RECORD LIST ▸

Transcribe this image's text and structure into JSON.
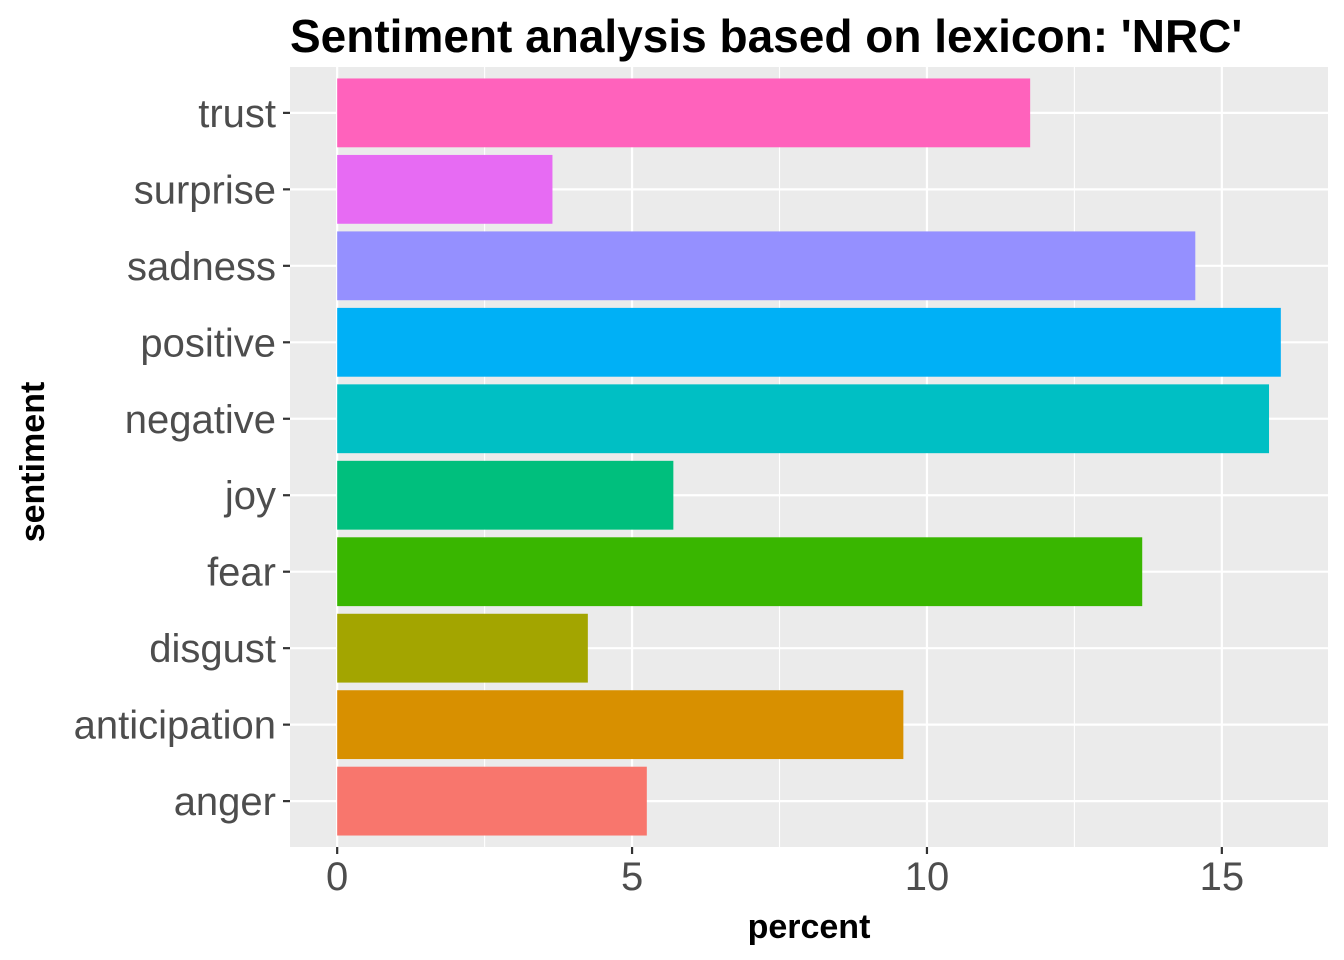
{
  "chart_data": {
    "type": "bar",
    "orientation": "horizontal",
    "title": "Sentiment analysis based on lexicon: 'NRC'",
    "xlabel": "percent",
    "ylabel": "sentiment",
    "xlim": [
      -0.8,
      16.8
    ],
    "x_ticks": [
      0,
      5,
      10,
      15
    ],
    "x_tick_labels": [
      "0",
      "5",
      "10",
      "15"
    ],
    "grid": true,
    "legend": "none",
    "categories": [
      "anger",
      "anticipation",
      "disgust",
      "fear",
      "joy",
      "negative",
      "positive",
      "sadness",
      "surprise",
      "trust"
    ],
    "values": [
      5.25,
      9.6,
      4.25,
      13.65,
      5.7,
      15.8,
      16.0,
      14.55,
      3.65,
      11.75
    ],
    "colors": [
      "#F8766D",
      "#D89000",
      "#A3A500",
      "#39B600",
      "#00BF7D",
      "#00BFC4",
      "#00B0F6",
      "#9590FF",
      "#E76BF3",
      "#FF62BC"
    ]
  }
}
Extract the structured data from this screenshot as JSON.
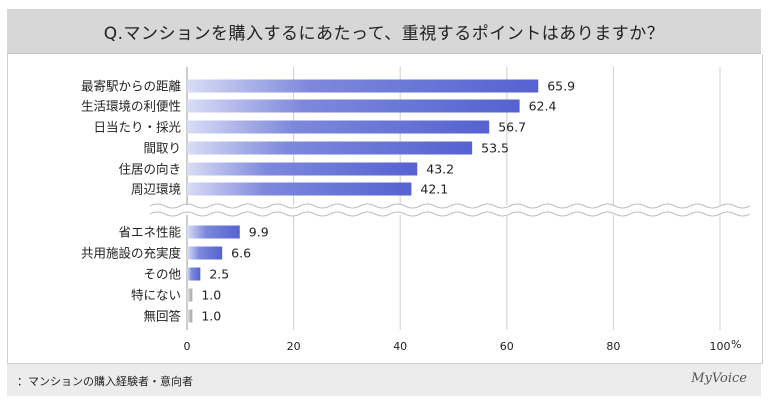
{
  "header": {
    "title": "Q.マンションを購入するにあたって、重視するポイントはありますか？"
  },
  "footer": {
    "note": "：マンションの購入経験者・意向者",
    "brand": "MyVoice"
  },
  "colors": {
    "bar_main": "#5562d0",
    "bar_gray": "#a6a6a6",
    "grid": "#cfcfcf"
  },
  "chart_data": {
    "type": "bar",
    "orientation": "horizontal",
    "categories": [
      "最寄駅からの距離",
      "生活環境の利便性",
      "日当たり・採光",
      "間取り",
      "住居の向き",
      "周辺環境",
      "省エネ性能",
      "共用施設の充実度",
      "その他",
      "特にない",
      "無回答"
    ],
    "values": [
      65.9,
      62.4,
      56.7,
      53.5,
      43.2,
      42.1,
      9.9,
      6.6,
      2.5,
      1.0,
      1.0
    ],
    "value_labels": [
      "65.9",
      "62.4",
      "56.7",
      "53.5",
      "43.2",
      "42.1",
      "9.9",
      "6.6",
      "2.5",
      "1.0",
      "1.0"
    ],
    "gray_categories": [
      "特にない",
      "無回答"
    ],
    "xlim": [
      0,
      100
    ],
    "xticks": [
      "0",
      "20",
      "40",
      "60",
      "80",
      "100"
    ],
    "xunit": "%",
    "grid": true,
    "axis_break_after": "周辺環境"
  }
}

TASK GOAL ▸ Locate the word "title" in the entries, and copy every line where it is found.

ANSWER IN FULL ▸
    "title": "Sentiment analysis based on lexicon: 'NRC'",
    "title": "Q.マンションを購入するにあたって、重視するポイントはありますか？"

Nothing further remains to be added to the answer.